## DATA EXTRACT
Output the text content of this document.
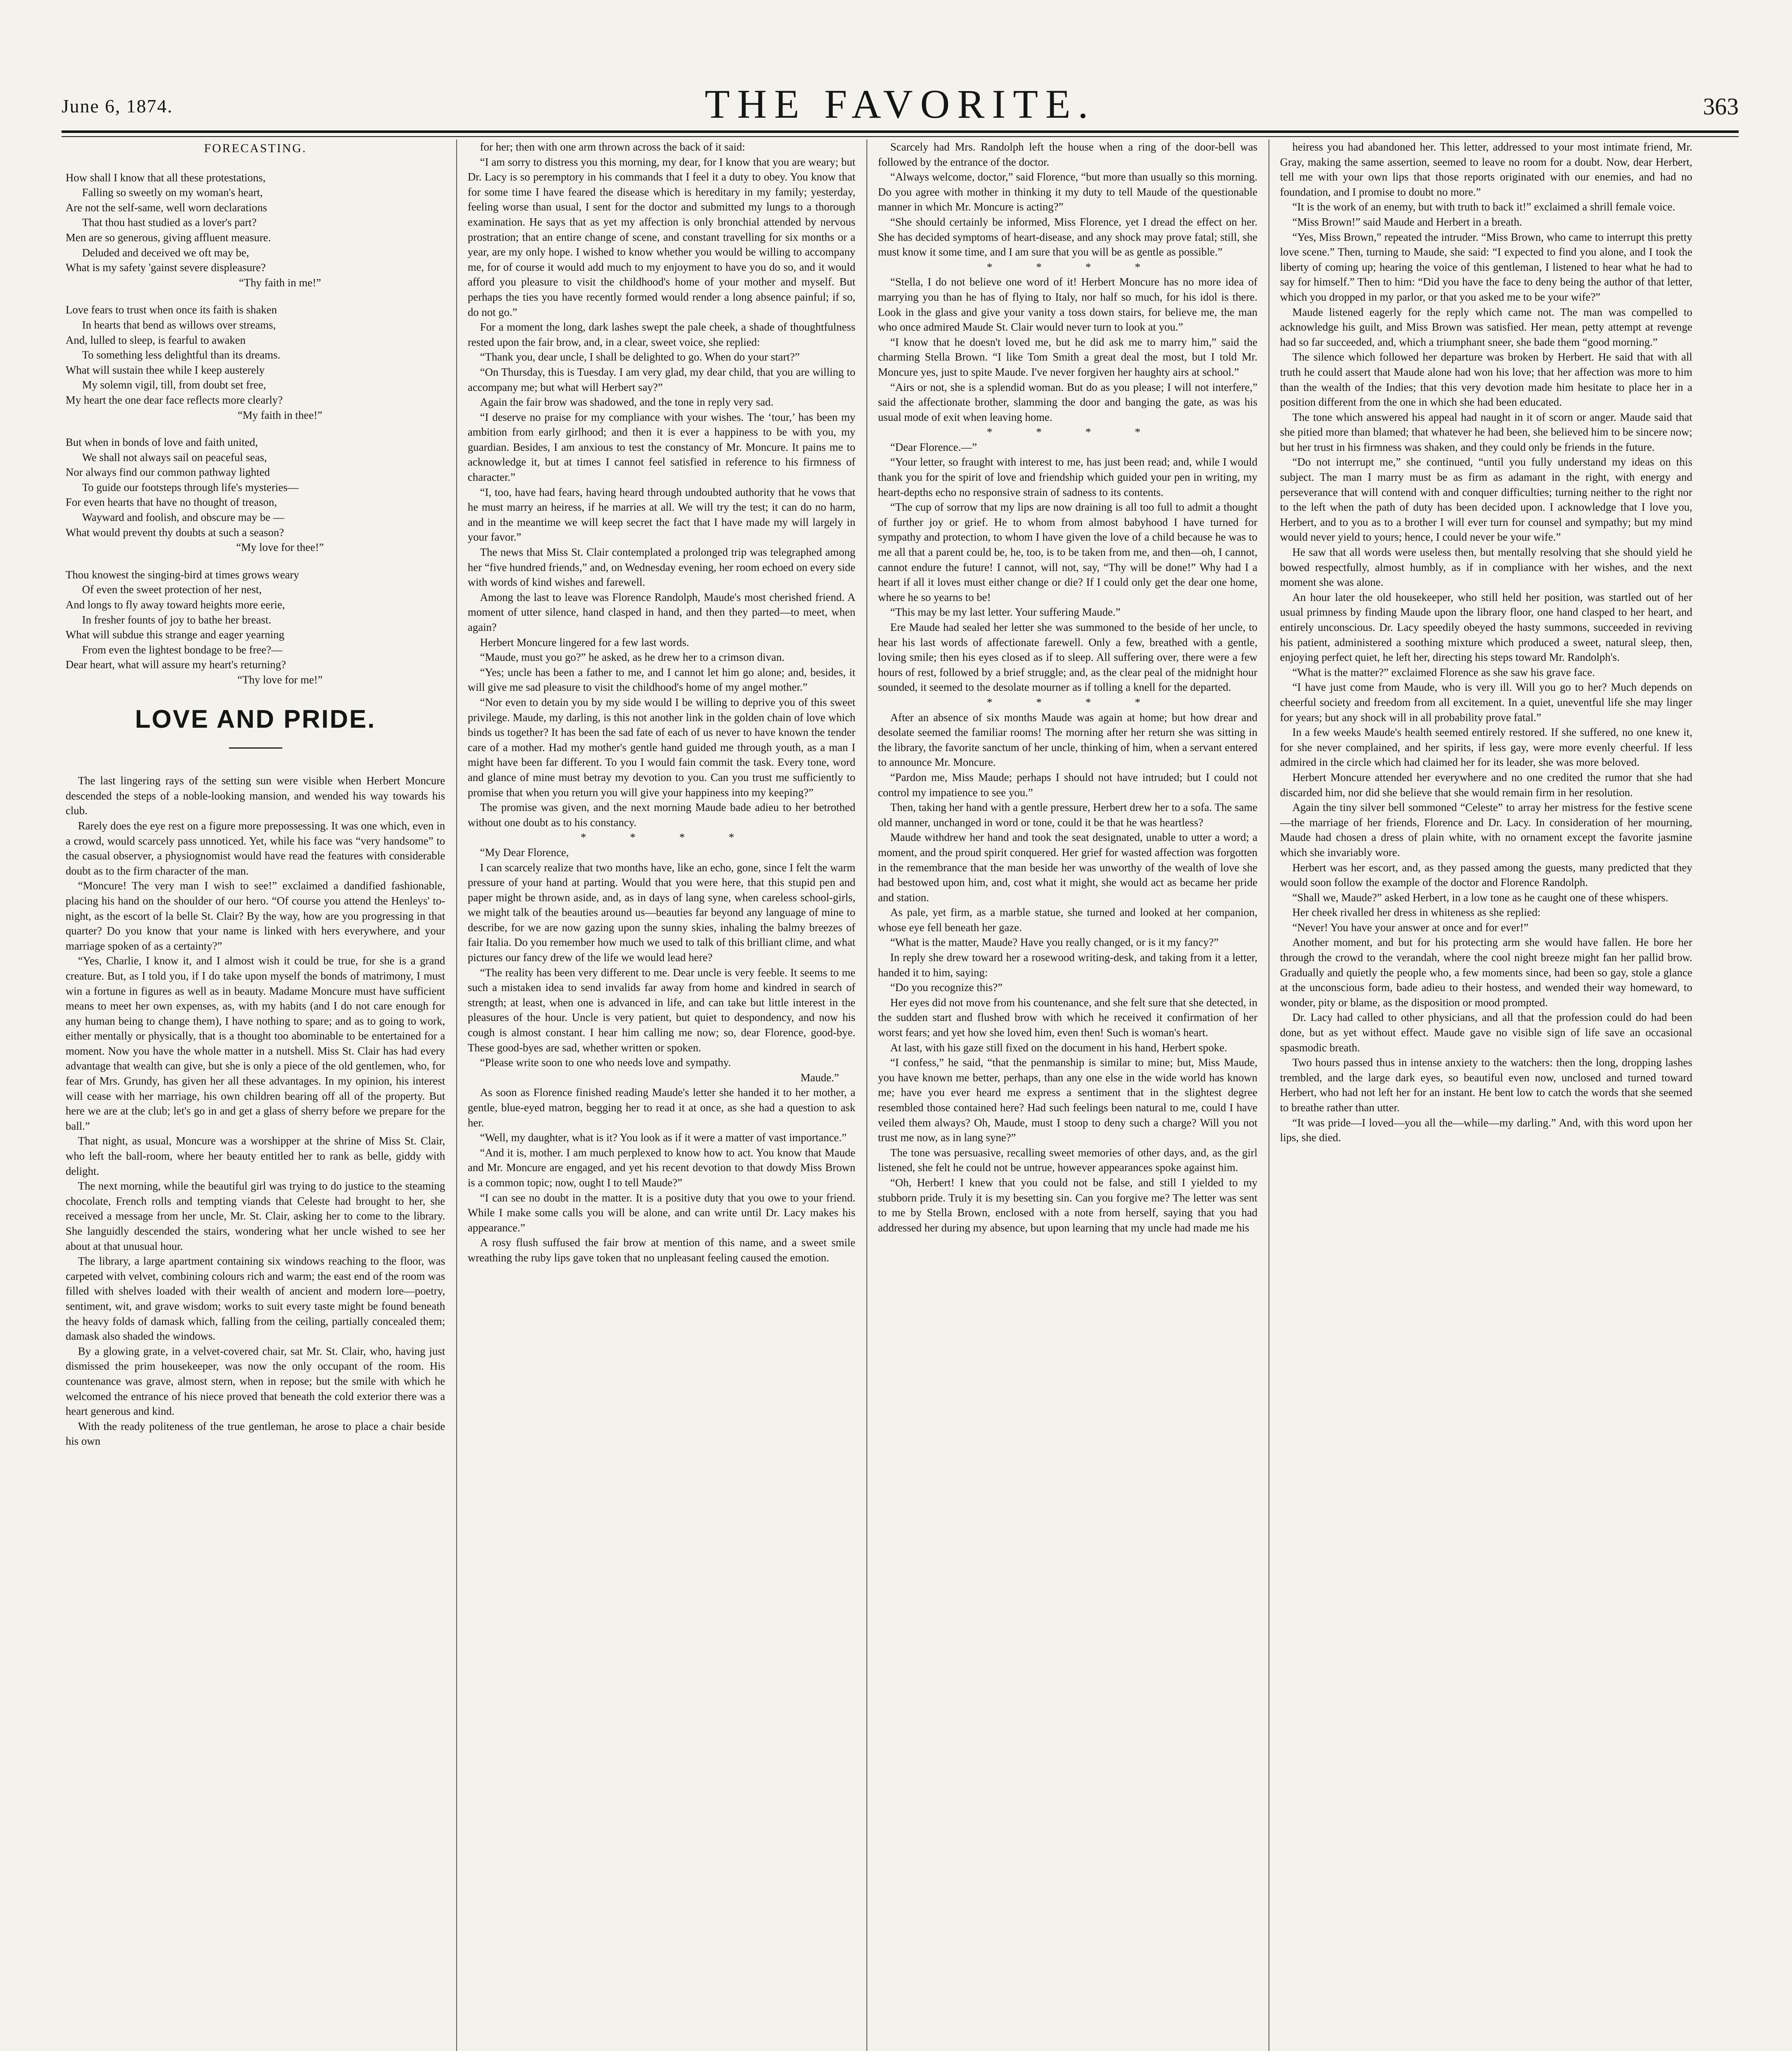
June 6, 1874.	THE FAVORITE.	363
FORECASTING.
How shall I know that all these protestations,
Falling so sweetly on my woman's heart,
Are not the self-same, well worn declarations
That thou hast studied as a lover's part?
Men are so generous, giving affluent measure.
Deluded and deceived we oft may be,
What is my safety 'gainst severe displeasure?
“Thy faith in me!”
Love fears to trust when once its faith is shaken
In hearts that bend as willows over streams,
And, lulled to sleep, is fearful to awaken
To something less delightful than its dreams.
What will sustain thee while I keep austerely
My solemn vigil, till, from doubt set free,
My heart the one dear face reflects more clearly?
“My faith in thee!”
But when in bonds of love and faith united,
We shall not always sail on peaceful seas,
Nor always find our common pathway lighted
To guide our footsteps through life's mysteries—
For even hearts that have no thought of treason,
Wayward and foolish, and obscure may be —
What would prevent thy doubts at such a season?
“My love for thee!”
Thou knowest the singing-bird at times grows weary
Of even the sweet protection of her nest,
And longs to fly away toward heights more eerie,
In fresher founts of joy to bathe her breast.
What will subdue this strange and eager yearning
From even the lightest bondage to be free?—
Dear heart, what will assure my heart's returning?
“Thy love for me!”
LOVE AND PRIDE.

The last lingering rays of the setting sun were visible when Herbert Moncure descended the steps of a noble-looking mansion, and wended his way towards his club.

Rarely does the eye rest on a figure more prepossessing. It was one which, even in a crowd, would scarcely pass unnoticed. Yet, while his face was “very handsome” to the casual observer, a physiognomist would have read the features with considerable doubt as to the firm character of the man.

“Moncure! The very man I wish to see!” exclaimed a dandified fashionable, placing his hand on the shoulder of our hero. “Of course you attend the Henleys' to-night, as the escort of la belle St. Clair? By the way, how are you progressing in that quarter? Do you know that your name is linked with hers everywhere, and your marriage spoken of as a certainty?”

“Yes, Charlie, I know it, and I almost wish it could be true, for she is a grand creature. But, as I told you, if I do take upon myself the bonds of matrimony, I must win a fortune in figures as well as in beauty. Madame Moncure must have sufficient means to meet her own expenses, as, with my habits (and I do not care enough for any human being to change them), I have nothing to spare; and as to going to work, either mentally or physically, that is a thought too abominable to be entertained for a moment. Now you have the whole matter in a nutshell. Miss St. Clair has had every advantage that wealth can give, but she is only a piece of the old gentlemen, who, for fear of Mrs. Grundy, has given her all these advantages. In my opinion, his interest will cease with her marriage, his own children bearing off all of the property. But here we are at the club; let's go in and get a glass of sherry before we prepare for the ball.”

That night, as usual, Moncure was a worshipper at the shrine of Miss St. Clair, who left the ball-room, where her beauty entitled her to rank as belle, giddy with delight.

The next morning, while the beautiful girl was trying to do justice to the steaming chocolate, French rolls and tempting viands that Celeste had brought to her, she received a message from her uncle, Mr. St. Clair, asking her to come to the library. She languidly descended the stairs, wondering what her uncle wished to see her about at that unusual hour.

The library, a large apartment containing six windows reaching to the floor, was carpeted with velvet, combining colours rich and warm; the east end of the room was filled with shelves loaded with their wealth of ancient and modern lore—poetry, sentiment, wit, and grave wisdom; works to suit every taste might be found beneath the heavy folds of damask which, falling from the ceiling, partially concealed them; damask also shaded the windows.

By a glowing grate, in a velvet-covered chair, sat Mr. St. Clair, who, having just dismissed the prim housekeeper, was now the only occupant of the room. His countenance was grave, almost stern, when in repose; but the smile with which he welcomed the entrance of his niece proved that beneath the cold exterior there was a heart generous and kind.

With the ready politeness of the true gentleman, he arose to place a chair beside his own

for her; then with one arm thrown across the back of it said:

“I am sorry to distress you this morning, my dear, for I know that you are weary; but Dr. Lacy is so peremptory in his commands that I feel it a duty to obey. You know that for some time I have feared the disease which is hereditary in my family; yesterday, feeling worse than usual, I sent for the doctor and submitted my lungs to a thorough examination. He says that as yet my affection is only bronchial attended by nervous prostration; that an entire change of scene, and constant travelling for six months or a year, are my only hope. I wished to know whether you would be willing to accompany me, for of course it would add much to my enjoyment to have you do so, and it would afford you pleasure to visit the childhood's home of your mother and myself. But perhaps the ties you have recently formed would render a long absence painful; if so, do not go.”

For a moment the long, dark lashes swept the pale cheek, a shade of thoughtfulness rested upon the fair brow, and, in a clear, sweet voice, she replied:

“Thank you, dear uncle, I shall be delighted to go. When do your start?”

“On Thursday, this is Tuesday. I am very glad, my dear child, that you are willing to accompany me; but what will Herbert say?”

Again the fair brow was shadowed, and the tone in reply very sad.

“I deserve no praise for my compliance with your wishes. The ‘tour,’ has been my ambition from early girlhood; and then it is ever a happiness to be with you, my guardian. Besides, I am anxious to test the constancy of Mr. Moncure. It pains me to acknowledge it, but at times I cannot feel satisfied in reference to his firmness of character.”

“I, too, have had fears, having heard through undoubted authority that he vows that he must marry an heiress, if he marries at all. We will try the test; it can do no harm, and in the meantime we will keep secret the fact that I have made my will largely in your favor.”

The news that Miss St. Clair contemplated a prolonged trip was telegraphed among her “five hundred friends,” and, on Wednesday evening, her room echoed on every side with words of kind wishes and farewell.

Among the last to leave was Florence Randolph, Maude's most cherished friend. A moment of utter silence, hand clasped in hand, and then they parted—to meet, when again?

Herbert Moncure lingered for a few last words.

“Maude, must you go?” he asked, as he drew her to a crimson divan.

“Yes; uncle has been a father to me, and I cannot let him go alone; and, besides, it will give me sad pleasure to visit the childhood's home of my angel mother.”

“Nor even to detain you by my side would I be willing to deprive you of this sweet privilege. Maude, my darling, is this not another link in the golden chain of love which binds us together? It has been the sad fate of each of us never to have known the tender care of a mother. Had my mother's gentle hand guided me through youth, as a man I might have been far different. To you I would fain commit the task. Every tone, word and glance of mine must betray my devotion to you. Can you trust me sufficiently to promise that when you return you will give your happiness into my keeping?”

The promise was given, and the next morning Maude bade adieu to her betrothed without one doubt as to his constancy.

* * * *

“My Dear Florence,

I can scarcely realize that two months have, like an echo, gone, since I felt the warm pressure of your hand at parting. Would that you were here, that this stupid pen and paper might be thrown aside, and, as in days of lang syne, when careless school-girls, we might talk of the beauties around us—beauties far beyond any language of mine to describe, for we are now gazing upon the sunny skies, inhaling the balmy breezes of fair Italia. Do you remember how much we used to talk of this brilliant clime, and what pictures our fancy drew of the life we would lead here?

“The reality has been very different to me. Dear uncle is very feeble. It seems to me such a mistaken idea to send invalids far away from home and kindred in search of strength; at least, when one is advanced in life, and can take but little interest in the pleasures of the hour. Uncle is very patient, but quiet to despondency, and now his cough is almost constant. I hear him calling me now; so, dear Florence, good-bye. These good-byes are sad, whether written or spoken.

“Please write soon to one who needs love and sympathy.

Maude.”

As soon as Florence finished reading Maude's letter she handed it to her mother, a gentle, blue-eyed matron, begging her to read it at once, as she had a question to ask her.

“Well, my daughter, what is it? You look as if it were a matter of vast importance.”

“And it is, mother. I am much perplexed to know how to act. You know that Maude and Mr. Moncure are engaged, and yet his recent devotion to that dowdy Miss Brown is a common topic; now, ought I to tell Maude?”

“I can see no doubt in the matter. It is a positive duty that you owe to your friend. While I make some calls you will be alone, and can write until Dr. Lacy makes his appearance.”

A rosy flush suffused the fair brow at mention of this name, and a sweet smile wreathing the ruby lips gave token that no unpleasant feeling caused the emotion.

Scarcely had Mrs. Randolph left the house when a ring of the door-bell was followed by the entrance of the doctor.

“Always welcome, doctor,” said Florence, “but more than usually so this morning. Do you agree with mother in thinking it my duty to tell Maude of the questionable manner in which Mr. Moncure is acting?”

“She should certainly be informed, Miss Florence, yet I dread the effect on her. She has decided symptoms of heart-disease, and any shock may prove fatal; still, she must know it some time, and I am sure that you will be as gentle as possible.”

* * * *

“Stella, I do not believe one word of it! Herbert Moncure has no more idea of marrying you than he has of flying to Italy, nor half so much, for his idol is there. Look in the glass and give your vanity a toss down stairs, for believe me, the man who once admired Maude St. Clair would never turn to look at you.”

“I know that he doesn't loved me, but he did ask me to marry him,” said the charming Stella Brown. “I like Tom Smith a great deal the most, but I told Mr. Moncure yes, just to spite Maude. I've never forgiven her haughty airs at school.”

“Airs or not, she is a splendid woman. But do as you please; I will not interfere,” said the affectionate brother, slamming the door and banging the gate, as was his usual mode of exit when leaving home.

* * * *

“Dear Florence.—”

“Your letter, so fraught with interest to me, has just been read; and, while I would thank you for the spirit of love and friendship which guided your pen in writing, my heart-depths echo no responsive strain of sadness to its contents.

“The cup of sorrow that my lips are now draining is all too full to admit a thought of further joy or grief. He to whom from almost babyhood I have turned for sympathy and protection, to whom I have given the love of a child because he was to me all that a parent could be, he, too, is to be taken from me, and then—oh, I cannot, cannot endure the future! I cannot, will not, say, “Thy will be done!” Why had I a heart if all it loves must either change or die? If I could only get the dear one home, where he so yearns to be!

“This may be my last letter. Your suffering Maude.”

Ere Maude had sealed her letter she was summoned to the beside of her uncle, to hear his last words of affectionate farewell. Only a few, breathed with a gentle, loving smile; then his eyes closed as if to sleep. All suffering over, there were a few hours of rest, followed by a brief struggle; and, as the clear peal of the midnight hour sounded, it seemed to the desolate mourner as if tolling a knell for the departed.

* * * *

After an absence of six months Maude was again at home; but how drear and desolate seemed the familiar rooms! The morning after her return she was sitting in the library, the favorite sanctum of her uncle, thinking of him, when a servant entered to announce Mr. Moncure.

“Pardon me, Miss Maude; perhaps I should not have intruded; but I could not control my impatience to see you.”

Then, taking her hand with a gentle pressure, Herbert drew her to a sofa. The same old manner, unchanged in word or tone, could it be that he was heartless?

Maude withdrew her hand and took the seat designated, unable to utter a word; a moment, and the proud spirit conquered. Her grief for wasted affection was forgotten in the remembrance that the man beside her was unworthy of the wealth of love she had bestowed upon him, and, cost what it might, she would act as became her pride and station.

As pale, yet firm, as a marble statue, she turned and looked at her companion, whose eye fell beneath her gaze.

“What is the matter, Maude? Have you really changed, or is it my fancy?”

In reply she drew toward her a rosewood writing-desk, and taking from it a letter, handed it to him, saying:

“Do you recognize this?”

Her eyes did not move from his countenance, and she felt sure that she detected, in the sudden start and flushed brow with which he received it confirmation of her worst fears; and yet how she loved him, even then! Such is woman's heart.

At last, with his gaze still fixed on the document in his hand, Herbert spoke.

“I confess,” he said, “that the penmanship is similar to mine; but, Miss Maude, you have known me better, perhaps, than any one else in the wide world has known me; have you ever heard me express a sentiment that in the slightest degree resembled those contained here? Had such feelings been natural to me, could I have veiled them always? Oh, Maude, must I stoop to deny such a charge? Will you not trust me now, as in lang syne?”

The tone was persuasive, recalling sweet memories of other days, and, as the girl listened, she felt he could not be untrue, however appearances spoke against him.

“Oh, Herbert! I knew that you could not be false, and still I yielded to my stubborn pride. Truly it is my besetting sin. Can you forgive me? The letter was sent to me by Stella Brown, enclosed with a note from herself, saying that you had addressed her during my absence, but upon learning that my uncle had made me his

heiress you had abandoned her. This letter, addressed to your most intimate friend, Mr. Gray, making the same assertion, seemed to leave no room for a doubt. Now, dear Herbert, tell me with your own lips that those reports originated with our enemies, and had no foundation, and I promise to doubt no more.”

“It is the work of an enemy, but with truth to back it!” exclaimed a shrill female voice.

“Miss Brown!” said Maude and Herbert in a breath.

“Yes, Miss Brown,” repeated the intruder. “Miss Brown, who came to interrupt this pretty love scene.” Then, turning to Maude, she said: “I expected to find you alone, and I took the liberty of coming up; hearing the voice of this gentleman, I listened to hear what he had to say for himself.” Then to him: “Did you have the face to deny being the author of that letter, which you dropped in my parlor, or that you asked me to be your wife?”

Maude listened eagerly for the reply which came not. The man was compelled to acknowledge his guilt, and Miss Brown was satisfied. Her mean, petty attempt at revenge had so far succeeded, and, which a triumphant sneer, she bade them “good morning.”

The silence which followed her departure was broken by Herbert. He said that with all truth he could assert that Maude alone had won his love; that her affection was more to him than the wealth of the Indies; that this very devotion made him hesitate to place her in a position different from the one in which she had been educated.

The tone which answered his appeal had naught in it of scorn or anger. Maude said that she pitied more than blamed; that whatever he had been, she believed him to be sincere now; but her trust in his firmness was shaken, and they could only be friends in the future.

“Do not interrupt me,” she continued, “until you fully understand my ideas on this subject. The man I marry must be as firm as adamant in the right, with energy and perseverance that will contend with and conquer difficulties; turning neither to the right nor to the left when the path of duty has been decided upon. I acknowledge that I love you, Herbert, and to you as to a brother I will ever turn for counsel and sympathy; but my mind would never yield to yours; hence, I could never be your wife.”

He saw that all words were useless then, but mentally resolving that she should yield he bowed respectfully, almost humbly, as if in compliance with her wishes, and the next moment she was alone.

An hour later the old housekeeper, who still held her position, was startled out of her usual primness by finding Maude upon the library floor, one hand clasped to her heart, and entirely unconscious. Dr. Lacy speedily obeyed the hasty summons, succeeded in reviving his patient, administered a soothing mixture which produced a sweet, natural sleep, then, enjoying perfect quiet, he left her, directing his steps toward Mr. Randolph's.

“What is the matter?” exclaimed Florence as she saw his grave face.

“I have just come from Maude, who is very ill. Will you go to her? Much depends on cheerful society and freedom from all excitement. In a quiet, uneventful life she may linger for years; but any shock will in all probability prove fatal.”

In a few weeks Maude's health seemed entirely restored. If she suffered, no one knew it, for she never complained, and her spirits, if less gay, were more evenly cheerful. If less admired in the circle which had claimed her for its leader, she was more beloved.

Herbert Moncure attended her everywhere and no one credited the rumor that she had discarded him, nor did she believe that she would remain firm in her resolution.

Again the tiny silver bell sommoned “Celeste” to array her mistress for the festive scene—the marriage of her friends, Florence and Dr. Lacy. In consideration of her mourning, Maude had chosen a dress of plain white, with no ornament except the favorite jasmine which she invariably wore.

Herbert was her escort, and, as they passed among the guests, many predicted that they would soon follow the example of the doctor and Florence Randolph.

“Shall we, Maude?” asked Herbert, in a low tone as he caught one of these whispers.

Her cheek rivalled her dress in whiteness as she replied:

“Never! You have your answer at once and for ever!”

Another moment, and but for his protecting arm she would have fallen. He bore her through the crowd to the verandah, where the cool night breeze might fan her pallid brow. Gradually and quietly the people who, a few moments since, had been so gay, stole a glance at the unconscious form, bade adieu to their hostess, and wended their way homeward, to wonder, pity or blame, as the disposition or mood prompted.

Dr. Lacy had called to other physicians, and all that the profession could do had been done, but as yet without effect. Maude gave no visible sign of life save an occasional spasmodic breath.

Two hours passed thus in intense anxiety to the watchers: then the long, dropping lashes trembled, and the large dark eyes, so beautiful even now, unclosed and turned toward Herbert, who had not left her for an instant. He bent low to catch the words that she seemed to breathe rather than utter.

“It was pride—I loved—you all the—while—my darling.” And, with this word upon her lips, she died.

## GIVEN TASK
Read the entries and show each line that mentions "replied".

## EXERCISE RESPONSE
For a moment the long, dark lashes swept the pale cheek, a shade of thoughtfulness rested upon the fair brow, and, in a clear, sweet voice, she replied:
Her cheek rivalled her dress in whiteness as she replied:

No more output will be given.